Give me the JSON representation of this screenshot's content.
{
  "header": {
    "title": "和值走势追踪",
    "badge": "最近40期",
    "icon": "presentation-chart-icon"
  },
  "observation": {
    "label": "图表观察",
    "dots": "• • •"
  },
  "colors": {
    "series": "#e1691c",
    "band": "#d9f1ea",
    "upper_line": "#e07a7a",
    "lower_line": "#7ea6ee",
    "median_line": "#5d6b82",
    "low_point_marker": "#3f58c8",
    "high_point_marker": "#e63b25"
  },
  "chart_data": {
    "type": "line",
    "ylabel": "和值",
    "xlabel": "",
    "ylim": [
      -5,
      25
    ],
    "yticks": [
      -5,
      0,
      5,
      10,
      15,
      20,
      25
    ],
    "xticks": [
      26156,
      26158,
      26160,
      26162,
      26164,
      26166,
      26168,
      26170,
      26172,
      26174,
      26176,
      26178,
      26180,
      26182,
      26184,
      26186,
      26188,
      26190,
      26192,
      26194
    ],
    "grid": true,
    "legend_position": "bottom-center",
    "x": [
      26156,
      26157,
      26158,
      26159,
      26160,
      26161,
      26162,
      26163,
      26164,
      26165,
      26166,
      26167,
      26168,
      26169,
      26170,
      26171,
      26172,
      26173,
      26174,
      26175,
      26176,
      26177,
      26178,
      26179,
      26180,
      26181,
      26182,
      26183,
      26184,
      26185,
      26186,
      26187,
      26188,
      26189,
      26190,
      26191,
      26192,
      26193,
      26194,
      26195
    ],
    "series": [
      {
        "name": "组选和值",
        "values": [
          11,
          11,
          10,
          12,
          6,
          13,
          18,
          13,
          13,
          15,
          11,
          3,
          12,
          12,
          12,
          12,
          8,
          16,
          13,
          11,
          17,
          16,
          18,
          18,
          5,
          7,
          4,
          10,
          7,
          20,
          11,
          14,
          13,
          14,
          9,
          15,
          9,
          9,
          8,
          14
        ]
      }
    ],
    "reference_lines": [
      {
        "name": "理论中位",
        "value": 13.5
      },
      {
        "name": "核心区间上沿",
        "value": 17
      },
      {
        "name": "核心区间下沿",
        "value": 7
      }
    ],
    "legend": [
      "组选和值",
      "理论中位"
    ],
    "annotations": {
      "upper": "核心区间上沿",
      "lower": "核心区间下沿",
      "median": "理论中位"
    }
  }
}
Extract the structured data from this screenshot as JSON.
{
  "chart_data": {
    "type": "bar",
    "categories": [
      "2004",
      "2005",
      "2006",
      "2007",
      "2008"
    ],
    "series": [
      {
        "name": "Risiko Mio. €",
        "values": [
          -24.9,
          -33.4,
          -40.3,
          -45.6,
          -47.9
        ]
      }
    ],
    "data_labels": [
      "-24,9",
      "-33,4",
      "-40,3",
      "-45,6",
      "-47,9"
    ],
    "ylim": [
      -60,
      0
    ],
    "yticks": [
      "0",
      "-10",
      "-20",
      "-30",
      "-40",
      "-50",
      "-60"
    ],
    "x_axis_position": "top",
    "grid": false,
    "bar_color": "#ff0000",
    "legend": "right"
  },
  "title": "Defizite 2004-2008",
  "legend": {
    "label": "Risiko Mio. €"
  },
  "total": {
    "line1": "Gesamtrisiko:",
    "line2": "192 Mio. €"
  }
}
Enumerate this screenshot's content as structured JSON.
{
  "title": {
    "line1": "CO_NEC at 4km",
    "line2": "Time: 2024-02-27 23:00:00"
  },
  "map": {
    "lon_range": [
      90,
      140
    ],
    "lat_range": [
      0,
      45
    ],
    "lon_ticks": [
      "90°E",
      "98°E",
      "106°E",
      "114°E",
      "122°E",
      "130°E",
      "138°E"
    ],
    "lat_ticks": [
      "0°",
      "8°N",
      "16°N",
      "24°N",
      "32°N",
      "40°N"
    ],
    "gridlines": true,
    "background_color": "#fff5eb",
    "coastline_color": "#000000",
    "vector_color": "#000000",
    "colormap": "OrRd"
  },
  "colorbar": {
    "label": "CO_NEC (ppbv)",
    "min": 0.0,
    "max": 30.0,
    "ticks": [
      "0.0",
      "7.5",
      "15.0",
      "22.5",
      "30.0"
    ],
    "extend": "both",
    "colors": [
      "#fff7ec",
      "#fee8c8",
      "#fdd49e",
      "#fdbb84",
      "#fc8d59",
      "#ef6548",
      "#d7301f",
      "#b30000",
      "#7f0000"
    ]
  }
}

**EXERCISE TASK**
Transcribe exactly, and only, the lines from the one bearing "Enumerate this screenshot's" through the last line of the entries, counting both.

**TASK RESULT**
Enumerate this screenshot's content as structured JSON.
{
  "title": {
    "line1": "CO_NEC at 4km",
    "line2": "Time: 2024-02-27 23:00:00"
  },
  "map": {
    "lon_range": [
      90,
      140
    ],
    "lat_range": [
      0,
      45
    ],
    "lon_ticks": [
      "90°E",
      "98°E",
      "106°E",
      "114°E",
      "122°E",
      "130°E",
      "138°E"
    ],
    "lat_ticks": [
      "0°",
      "8°N",
      "16°N",
      "24°N",
      "32°N",
      "40°N"
    ],
    "gridlines": true,
    "background_color": "#fff5eb",
    "coastline_color": "#000000",
    "vector_color": "#000000",
    "colormap": "OrRd"
  },
  "colorbar": {
    "label": "CO_NEC (ppbv)",
    "min": 0.0,
    "max": 30.0,
    "ticks": [
      "0.0",
      "7.5",
      "15.0",
      "22.5",
      "30.0"
    ],
    "extend": "both",
    "colors": [
      "#fff7ec",
      "#fee8c8",
      "#fdd49e",
      "#fdbb84",
      "#fc8d59",
      "#ef6548",
      "#d7301f",
      "#b30000",
      "#7f0000"
    ]
  }
}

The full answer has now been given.